(A run of records):
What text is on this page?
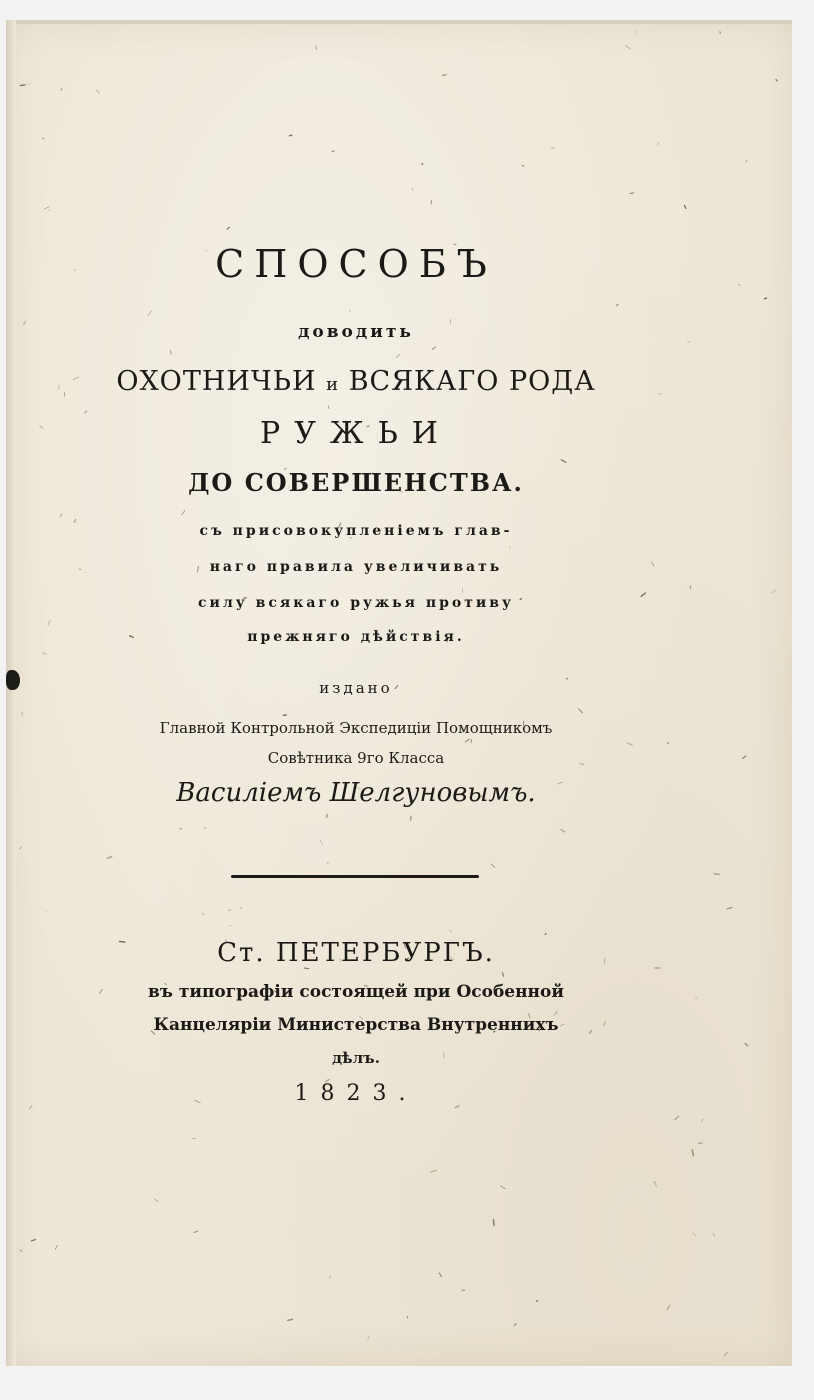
СПОСОБЪ
доводить
ОХОТНИЧЬИ и ВСЯКАГО РОДА
РУЖЬИ
ДО СОВЕРШЕНСТВА.
съ присовокупленіемъ глав-
наго правила увеличивать
силу всякаго ружья противу
прежняго дѣйствія.
издано
Главной Контрольной Экспедиціи Помощникомъ
Совѣтника 9го Класса
Василіемъ Шелгуновымъ.
Ст. ПЕТЕРБУРГЪ.
въ типографіи состоящей при Особенной
Канцеляріи Министерства Внутреннихъ
дѣлъ.
1823.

(Exercise aim): What you return should match the records above word for word, minus the pictures.

(The answer):
What text is on this page?
СПОСОБЪ
доводить
ОХОТНИЧЬИ и ВСЯКАГО РОДА
РУЖЬИ
ДО СОВЕРШЕНСТВА.
съ присовокупленіемъ глав-
наго правила увеличивать
силу всякаго ружья противу
прежняго дѣйствія.
издано
Главной Контрольной Экспедиціи Помощникомъ
Совѣтника 9го Класса
Василіемъ Шелгуновымъ.
Ст. ПЕТЕРБУРГЪ.
въ типографіи состоящей при Особенной
Канцеляріи Министерства Внутреннихъ
дѣлъ.
1823.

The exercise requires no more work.